(Job)
Filter out everything except lines holding "غضبان".

(Exercise input)
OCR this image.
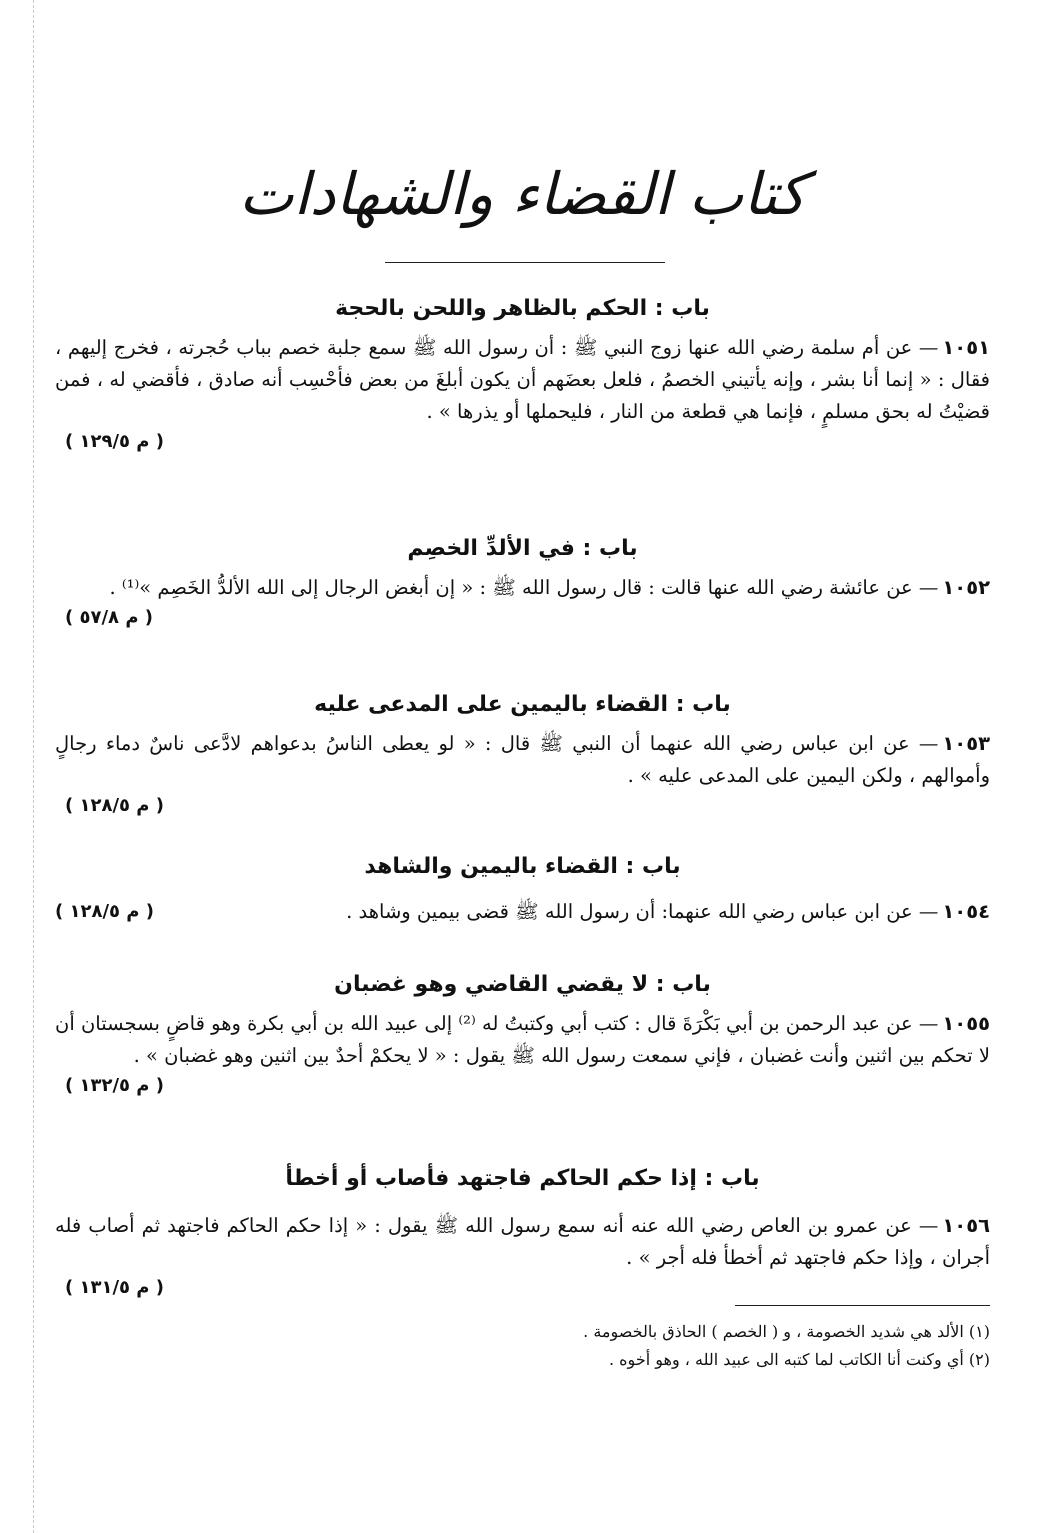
كتاب القضاء والشهادات
باب : الحكم بالظاهر واللحن بالحجة
١٠٥١— عن أم سلمة رضي الله عنها زوج النبي ﷺ : أن رسول الله ﷺ سمع جلبة خصم بباب حُجرته ، فخرج إليهم ، فقال : « إنما أنا بشر ، وإنه يأتيني الخصمُ ، فلعل بعضَهم أن يكون أبلغَ من بعض فأحْسِب أنه صادق ، فأقضي له ، فمن قضيْتُ له بحق مسلمٍ ، فإنما هي قطعة من النار ، فليحملها أو يذرها » .
( م ١٢٩/٥ )
باب : في الألدِّ الخصِم
١٠٥٢— عن عائشة رضي الله عنها قالت : قال رسول الله ﷺ : « إن أبغض الرجال إلى الله الألدُّ الخَصِم »⁽¹⁾ .
( م ٥٧/٨ )
باب : القضاء باليمين على المدعى عليه
١٠٥٣— عن ابن عباس رضي الله عنهما أن النبي ﷺ قال : « لو يعطى الناسُ بدعواهم لادَّعى ناسٌ دماء رجالٍ وأموالهم ، ولكن اليمين على المدعى عليه » .
( م ١٢٨/٥ )
باب : القضاء باليمين والشاهد
( م ١٢٨/٥ )	١٠٥٤— عن ابن عباس رضي الله عنهما: أن رسول الله ﷺ قضى بيمين وشاهد .
باب : لا يقضي القاضي وهو غضبان
١٠٥٥— عن عبد الرحمن بن أبي بَكْرَةَ قال : كتب أبي وكتبتُ له ⁽²⁾ إلى عبيد الله بن أبي بكرة وهو قاضٍ بسجستان أن لا تحكم بين اثنين وأنت غضبان ، فإني سمعت رسول الله ﷺ يقول : « لا يحكمْ أحدٌ بين اثنين وهو غضبان » .
( م ١٣٢/٥ )
باب : إذا حكم الحاكم فاجتهد فأصاب أو أخطأ
١٠٥٦— عن عمرو بن العاص رضي الله عنه أنه سمع رسول الله ﷺ يقول : « إذا حكم الحاكم فاجتهد ثم أصاب فله أجران ، وإذا حكم فاجتهد ثم أخطأ فله أجر » .
( م ١٣١/٥ )
(١) الألد هي شديد الخصومة ، و ( الخصم ) الحاذق بالخصومة .
(٢) أي وكنت أنا الكاتب لما كتبه الى عبيد الله ، وهو أخوه .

(Final result)
باب : لا يقضي القاضي وهو غضبان
١٠٥٥— عن عبد الرحمن بن أبي بَكْرَةَ قال : كتب أبي وكتبتُ له ⁽²⁾ إلى عبيد الله بن أبي بكرة وهو قاضٍ بسجستان أن لا تحكم بين اثنين وأنت غضبان ، فإني سمعت رسول الله ﷺ يقول : « لا يحكمْ أحدٌ بين اثنين وهو غضبان » .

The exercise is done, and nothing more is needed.